▶ **The request**
Keep only the lines of the listing that include the word "mitjans", and copy them.

▶ **Provided data**
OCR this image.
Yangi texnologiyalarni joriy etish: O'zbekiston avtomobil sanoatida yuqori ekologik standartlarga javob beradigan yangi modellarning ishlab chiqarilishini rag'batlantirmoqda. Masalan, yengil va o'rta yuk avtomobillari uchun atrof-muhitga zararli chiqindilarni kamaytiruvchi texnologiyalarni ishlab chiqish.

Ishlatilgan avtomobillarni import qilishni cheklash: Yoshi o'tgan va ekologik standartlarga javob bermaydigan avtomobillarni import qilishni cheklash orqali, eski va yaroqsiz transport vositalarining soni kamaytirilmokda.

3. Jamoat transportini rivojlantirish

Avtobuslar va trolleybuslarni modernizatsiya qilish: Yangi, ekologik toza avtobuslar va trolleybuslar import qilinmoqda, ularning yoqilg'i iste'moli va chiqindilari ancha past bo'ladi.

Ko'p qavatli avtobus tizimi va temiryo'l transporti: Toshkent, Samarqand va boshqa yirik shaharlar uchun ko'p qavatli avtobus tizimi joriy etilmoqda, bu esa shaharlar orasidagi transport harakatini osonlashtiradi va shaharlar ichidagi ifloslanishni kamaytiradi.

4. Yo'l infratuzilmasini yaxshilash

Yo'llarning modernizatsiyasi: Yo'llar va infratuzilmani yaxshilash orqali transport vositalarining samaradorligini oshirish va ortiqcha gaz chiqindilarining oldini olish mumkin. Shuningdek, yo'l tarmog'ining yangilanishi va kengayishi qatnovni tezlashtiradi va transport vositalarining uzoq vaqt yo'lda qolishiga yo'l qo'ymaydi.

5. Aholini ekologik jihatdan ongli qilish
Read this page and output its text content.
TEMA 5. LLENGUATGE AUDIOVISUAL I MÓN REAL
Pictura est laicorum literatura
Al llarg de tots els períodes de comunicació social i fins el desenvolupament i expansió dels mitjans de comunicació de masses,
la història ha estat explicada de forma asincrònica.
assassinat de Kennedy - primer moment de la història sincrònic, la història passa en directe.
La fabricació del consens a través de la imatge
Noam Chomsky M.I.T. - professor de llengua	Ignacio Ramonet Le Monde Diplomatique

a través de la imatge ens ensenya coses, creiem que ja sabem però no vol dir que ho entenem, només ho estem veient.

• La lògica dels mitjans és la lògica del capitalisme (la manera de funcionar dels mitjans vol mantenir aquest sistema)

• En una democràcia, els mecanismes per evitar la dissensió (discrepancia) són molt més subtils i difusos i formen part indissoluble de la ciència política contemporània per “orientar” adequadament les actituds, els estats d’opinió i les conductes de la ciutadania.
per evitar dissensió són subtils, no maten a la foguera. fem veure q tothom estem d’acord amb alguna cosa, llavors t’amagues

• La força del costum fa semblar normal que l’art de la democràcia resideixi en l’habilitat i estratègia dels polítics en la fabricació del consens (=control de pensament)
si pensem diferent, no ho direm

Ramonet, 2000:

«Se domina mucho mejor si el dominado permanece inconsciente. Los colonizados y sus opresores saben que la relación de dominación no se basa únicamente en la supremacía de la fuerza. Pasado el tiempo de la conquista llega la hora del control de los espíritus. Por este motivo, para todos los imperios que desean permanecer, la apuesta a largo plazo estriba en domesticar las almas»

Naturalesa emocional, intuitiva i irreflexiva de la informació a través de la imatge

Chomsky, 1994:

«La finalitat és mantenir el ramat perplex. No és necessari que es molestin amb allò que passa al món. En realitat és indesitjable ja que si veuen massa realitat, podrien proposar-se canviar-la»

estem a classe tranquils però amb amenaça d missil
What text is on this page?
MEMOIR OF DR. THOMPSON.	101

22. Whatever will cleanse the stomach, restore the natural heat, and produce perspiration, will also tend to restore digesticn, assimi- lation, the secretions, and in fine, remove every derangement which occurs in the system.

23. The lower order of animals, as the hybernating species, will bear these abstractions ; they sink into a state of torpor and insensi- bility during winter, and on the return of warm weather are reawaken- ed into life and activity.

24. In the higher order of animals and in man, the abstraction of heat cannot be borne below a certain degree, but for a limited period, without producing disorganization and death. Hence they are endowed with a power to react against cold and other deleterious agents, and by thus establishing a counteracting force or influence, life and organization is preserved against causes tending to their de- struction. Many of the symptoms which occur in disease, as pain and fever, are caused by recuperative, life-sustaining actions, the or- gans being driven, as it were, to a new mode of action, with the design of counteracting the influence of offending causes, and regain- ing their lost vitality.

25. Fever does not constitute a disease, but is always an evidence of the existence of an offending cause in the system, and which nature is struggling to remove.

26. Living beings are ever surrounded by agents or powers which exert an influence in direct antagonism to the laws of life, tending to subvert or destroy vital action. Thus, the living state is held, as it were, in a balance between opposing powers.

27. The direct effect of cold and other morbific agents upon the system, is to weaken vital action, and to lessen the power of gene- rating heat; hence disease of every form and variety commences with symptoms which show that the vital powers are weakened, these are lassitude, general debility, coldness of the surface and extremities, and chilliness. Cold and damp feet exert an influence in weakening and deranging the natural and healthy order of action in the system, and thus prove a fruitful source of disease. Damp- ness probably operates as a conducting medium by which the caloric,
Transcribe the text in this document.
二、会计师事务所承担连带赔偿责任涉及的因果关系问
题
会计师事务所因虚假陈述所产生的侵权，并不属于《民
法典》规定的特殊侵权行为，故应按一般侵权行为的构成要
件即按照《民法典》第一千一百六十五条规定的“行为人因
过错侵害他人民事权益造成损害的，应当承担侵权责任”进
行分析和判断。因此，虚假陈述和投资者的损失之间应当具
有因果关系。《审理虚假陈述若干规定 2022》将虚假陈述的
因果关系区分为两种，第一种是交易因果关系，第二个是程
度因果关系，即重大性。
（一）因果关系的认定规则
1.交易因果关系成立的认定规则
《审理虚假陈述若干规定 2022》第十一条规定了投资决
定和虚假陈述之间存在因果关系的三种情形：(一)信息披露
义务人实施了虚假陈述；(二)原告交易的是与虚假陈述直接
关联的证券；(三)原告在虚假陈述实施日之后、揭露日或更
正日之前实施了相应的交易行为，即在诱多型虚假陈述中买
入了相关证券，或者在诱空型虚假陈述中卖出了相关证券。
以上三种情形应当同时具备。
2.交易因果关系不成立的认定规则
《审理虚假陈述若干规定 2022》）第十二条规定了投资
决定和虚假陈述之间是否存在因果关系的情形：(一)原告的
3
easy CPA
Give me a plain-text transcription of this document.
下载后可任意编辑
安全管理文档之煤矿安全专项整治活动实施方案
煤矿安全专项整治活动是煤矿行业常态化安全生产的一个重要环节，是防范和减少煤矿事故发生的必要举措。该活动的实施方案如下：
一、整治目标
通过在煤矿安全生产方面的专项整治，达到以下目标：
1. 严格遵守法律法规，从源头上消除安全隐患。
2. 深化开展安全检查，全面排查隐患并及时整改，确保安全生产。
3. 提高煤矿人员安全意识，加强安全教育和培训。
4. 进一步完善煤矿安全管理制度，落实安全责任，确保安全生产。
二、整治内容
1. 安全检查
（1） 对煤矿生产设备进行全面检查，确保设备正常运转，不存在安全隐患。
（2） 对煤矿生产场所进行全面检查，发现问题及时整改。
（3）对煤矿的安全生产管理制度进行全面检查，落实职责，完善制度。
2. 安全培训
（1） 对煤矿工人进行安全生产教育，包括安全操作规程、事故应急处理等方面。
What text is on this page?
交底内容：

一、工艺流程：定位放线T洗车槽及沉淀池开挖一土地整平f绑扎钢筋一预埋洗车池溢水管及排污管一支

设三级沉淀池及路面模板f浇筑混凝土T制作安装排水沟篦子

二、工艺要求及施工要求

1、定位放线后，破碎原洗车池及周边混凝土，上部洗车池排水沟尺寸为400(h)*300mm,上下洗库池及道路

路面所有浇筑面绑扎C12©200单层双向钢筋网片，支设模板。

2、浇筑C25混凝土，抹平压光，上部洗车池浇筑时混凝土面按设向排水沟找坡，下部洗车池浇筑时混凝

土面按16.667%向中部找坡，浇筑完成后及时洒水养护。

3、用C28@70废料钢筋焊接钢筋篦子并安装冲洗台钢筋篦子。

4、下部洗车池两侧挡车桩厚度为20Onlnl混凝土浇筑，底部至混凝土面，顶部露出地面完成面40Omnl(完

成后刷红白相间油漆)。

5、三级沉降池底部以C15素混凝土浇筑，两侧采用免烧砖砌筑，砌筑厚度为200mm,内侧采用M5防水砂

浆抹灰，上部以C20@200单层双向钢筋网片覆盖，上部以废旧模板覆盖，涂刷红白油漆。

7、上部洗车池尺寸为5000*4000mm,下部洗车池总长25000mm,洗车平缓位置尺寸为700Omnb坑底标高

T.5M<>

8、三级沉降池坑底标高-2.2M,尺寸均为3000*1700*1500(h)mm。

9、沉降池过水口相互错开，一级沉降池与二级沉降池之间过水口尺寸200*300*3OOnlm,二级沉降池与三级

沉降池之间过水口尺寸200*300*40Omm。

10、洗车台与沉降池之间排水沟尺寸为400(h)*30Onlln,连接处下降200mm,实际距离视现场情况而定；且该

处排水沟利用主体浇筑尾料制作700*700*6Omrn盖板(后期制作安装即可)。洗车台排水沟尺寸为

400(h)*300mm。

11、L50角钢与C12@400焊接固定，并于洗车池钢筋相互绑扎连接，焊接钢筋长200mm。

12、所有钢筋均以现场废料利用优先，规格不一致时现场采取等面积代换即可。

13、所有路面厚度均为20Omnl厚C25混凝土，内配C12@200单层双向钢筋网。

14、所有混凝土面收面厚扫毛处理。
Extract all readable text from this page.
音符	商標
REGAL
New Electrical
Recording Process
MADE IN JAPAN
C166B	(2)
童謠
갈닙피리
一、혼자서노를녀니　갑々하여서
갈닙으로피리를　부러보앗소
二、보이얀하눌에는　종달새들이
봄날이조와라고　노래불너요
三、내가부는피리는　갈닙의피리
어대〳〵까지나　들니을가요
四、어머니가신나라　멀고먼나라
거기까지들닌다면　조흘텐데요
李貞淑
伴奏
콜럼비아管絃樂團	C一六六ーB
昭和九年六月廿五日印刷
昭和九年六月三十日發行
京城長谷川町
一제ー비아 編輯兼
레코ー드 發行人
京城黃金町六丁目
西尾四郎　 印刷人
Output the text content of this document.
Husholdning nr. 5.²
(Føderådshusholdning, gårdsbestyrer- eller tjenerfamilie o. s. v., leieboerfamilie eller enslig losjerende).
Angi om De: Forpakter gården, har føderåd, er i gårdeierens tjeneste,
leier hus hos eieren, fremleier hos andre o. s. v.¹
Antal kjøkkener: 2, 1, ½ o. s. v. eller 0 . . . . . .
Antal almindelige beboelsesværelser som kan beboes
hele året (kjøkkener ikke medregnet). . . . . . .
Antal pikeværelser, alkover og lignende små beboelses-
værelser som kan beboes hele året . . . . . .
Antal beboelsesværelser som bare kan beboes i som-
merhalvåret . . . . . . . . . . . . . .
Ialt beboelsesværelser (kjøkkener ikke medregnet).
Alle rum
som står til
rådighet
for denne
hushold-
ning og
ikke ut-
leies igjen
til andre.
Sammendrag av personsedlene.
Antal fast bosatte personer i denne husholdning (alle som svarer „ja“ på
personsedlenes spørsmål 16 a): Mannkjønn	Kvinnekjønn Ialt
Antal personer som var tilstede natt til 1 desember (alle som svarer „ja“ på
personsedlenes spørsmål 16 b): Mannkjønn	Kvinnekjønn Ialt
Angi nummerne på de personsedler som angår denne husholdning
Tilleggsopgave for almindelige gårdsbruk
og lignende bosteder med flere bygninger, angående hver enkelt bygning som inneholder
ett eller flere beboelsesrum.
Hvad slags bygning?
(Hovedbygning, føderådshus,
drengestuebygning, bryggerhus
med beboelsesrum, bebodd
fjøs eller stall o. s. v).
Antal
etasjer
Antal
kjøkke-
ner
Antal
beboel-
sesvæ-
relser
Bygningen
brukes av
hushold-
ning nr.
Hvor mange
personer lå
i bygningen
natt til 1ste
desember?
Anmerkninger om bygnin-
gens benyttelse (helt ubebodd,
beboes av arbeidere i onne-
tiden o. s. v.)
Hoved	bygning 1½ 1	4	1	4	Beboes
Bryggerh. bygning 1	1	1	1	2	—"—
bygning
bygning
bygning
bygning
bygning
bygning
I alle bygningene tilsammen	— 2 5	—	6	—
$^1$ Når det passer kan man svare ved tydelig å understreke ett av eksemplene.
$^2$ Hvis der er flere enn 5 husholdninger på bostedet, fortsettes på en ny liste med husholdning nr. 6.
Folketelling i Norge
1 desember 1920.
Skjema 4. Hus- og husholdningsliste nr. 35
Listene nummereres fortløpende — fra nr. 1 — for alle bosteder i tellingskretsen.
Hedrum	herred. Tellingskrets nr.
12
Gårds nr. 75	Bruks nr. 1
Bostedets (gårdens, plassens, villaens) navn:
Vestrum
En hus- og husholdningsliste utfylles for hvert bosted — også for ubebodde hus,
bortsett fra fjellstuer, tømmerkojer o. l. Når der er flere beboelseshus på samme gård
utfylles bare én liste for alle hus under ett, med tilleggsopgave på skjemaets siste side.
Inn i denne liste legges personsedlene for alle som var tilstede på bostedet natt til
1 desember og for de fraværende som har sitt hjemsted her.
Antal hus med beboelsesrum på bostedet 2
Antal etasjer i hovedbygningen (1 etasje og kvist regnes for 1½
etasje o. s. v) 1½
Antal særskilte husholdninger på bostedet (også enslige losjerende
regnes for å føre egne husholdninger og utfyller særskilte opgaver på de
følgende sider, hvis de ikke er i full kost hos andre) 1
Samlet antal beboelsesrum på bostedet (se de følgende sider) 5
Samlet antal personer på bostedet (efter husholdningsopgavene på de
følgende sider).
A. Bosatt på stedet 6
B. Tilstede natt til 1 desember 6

▶ **Solution**
Al llarg de tots els períodes de comunicació social i fins el desenvolupament i expansió dels mitjans de comunicació de masses,
• La lògica dels mitjans és la lògica del capitalisme (la manera de funcionar dels mitjans vol mantenir aquest sistema)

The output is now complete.